*Source records*
## begin
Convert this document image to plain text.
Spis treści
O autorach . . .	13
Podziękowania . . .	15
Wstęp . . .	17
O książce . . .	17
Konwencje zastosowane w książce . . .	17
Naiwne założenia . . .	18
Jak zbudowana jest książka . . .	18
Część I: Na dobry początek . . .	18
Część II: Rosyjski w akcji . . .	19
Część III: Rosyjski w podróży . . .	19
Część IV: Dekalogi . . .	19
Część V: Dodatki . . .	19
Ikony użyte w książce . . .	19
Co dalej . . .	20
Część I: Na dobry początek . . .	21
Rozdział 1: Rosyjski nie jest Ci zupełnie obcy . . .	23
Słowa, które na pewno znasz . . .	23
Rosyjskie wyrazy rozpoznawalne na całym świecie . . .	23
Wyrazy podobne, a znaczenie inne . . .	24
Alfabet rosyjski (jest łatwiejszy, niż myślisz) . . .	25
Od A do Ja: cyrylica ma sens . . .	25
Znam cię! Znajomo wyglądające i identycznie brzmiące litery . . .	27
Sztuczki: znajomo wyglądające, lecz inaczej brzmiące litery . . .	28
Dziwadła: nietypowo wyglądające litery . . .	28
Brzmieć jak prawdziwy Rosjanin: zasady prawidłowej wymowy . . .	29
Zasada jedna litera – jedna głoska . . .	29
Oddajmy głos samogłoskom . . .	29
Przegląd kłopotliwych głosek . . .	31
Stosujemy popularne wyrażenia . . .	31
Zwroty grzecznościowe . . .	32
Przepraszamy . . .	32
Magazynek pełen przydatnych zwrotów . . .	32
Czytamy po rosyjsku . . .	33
## end
*WORK TO COMPLETE*
Repeat all the entries word for word.

*OUTPUT BELOW*
Convert this document image to plain text.
Spis treści
O autorach . . .	13
Podziękowania . . .	15
Wstęp . . .	17
O książce . . .	17
Konwencje zastosowane w książce . . .	17
Naiwne założenia . . .	18
Jak zbudowana jest książka . . .	18
Część I: Na dobry początek . . .	18
Część II: Rosyjski w akcji . . .	19
Część III: Rosyjski w podróży . . .	19
Część IV: Dekalogi . . .	19
Część V: Dodatki . . .	19
Ikony użyte w książce . . .	19
Co dalej . . .	20
Część I: Na dobry początek . . .	21
Rozdział 1: Rosyjski nie jest Ci zupełnie obcy . . .	23
Słowa, które na pewno znasz . . .	23
Rosyjskie wyrazy rozpoznawalne na całym świecie . . .	23
Wyrazy podobne, a znaczenie inne . . .	24
Alfabet rosyjski (jest łatwiejszy, niż myślisz) . . .	25
Od A do Ja: cyrylica ma sens . . .	25
Znam cię! Znajomo wyglądające i identycznie brzmiące litery . . .	27
Sztuczki: znajomo wyglądające, lecz inaczej brzmiące litery . . .	28
Dziwadła: nietypowo wyglądające litery . . .	28
Brzmieć jak prawdziwy Rosjanin: zasady prawidłowej wymowy . . .	29
Zasada jedna litera – jedna głoska . . .	29
Oddajmy głos samogłoskom . . .	29
Przegląd kłopotliwych głosek . . .	31
Stosujemy popularne wyrażenia . . .	31
Zwroty grzecznościowe . . .	32
Przepraszamy . . .	32
Magazynek pełen przydatnych zwrotów . . .	32
Czytamy po rosyjsku . . .	33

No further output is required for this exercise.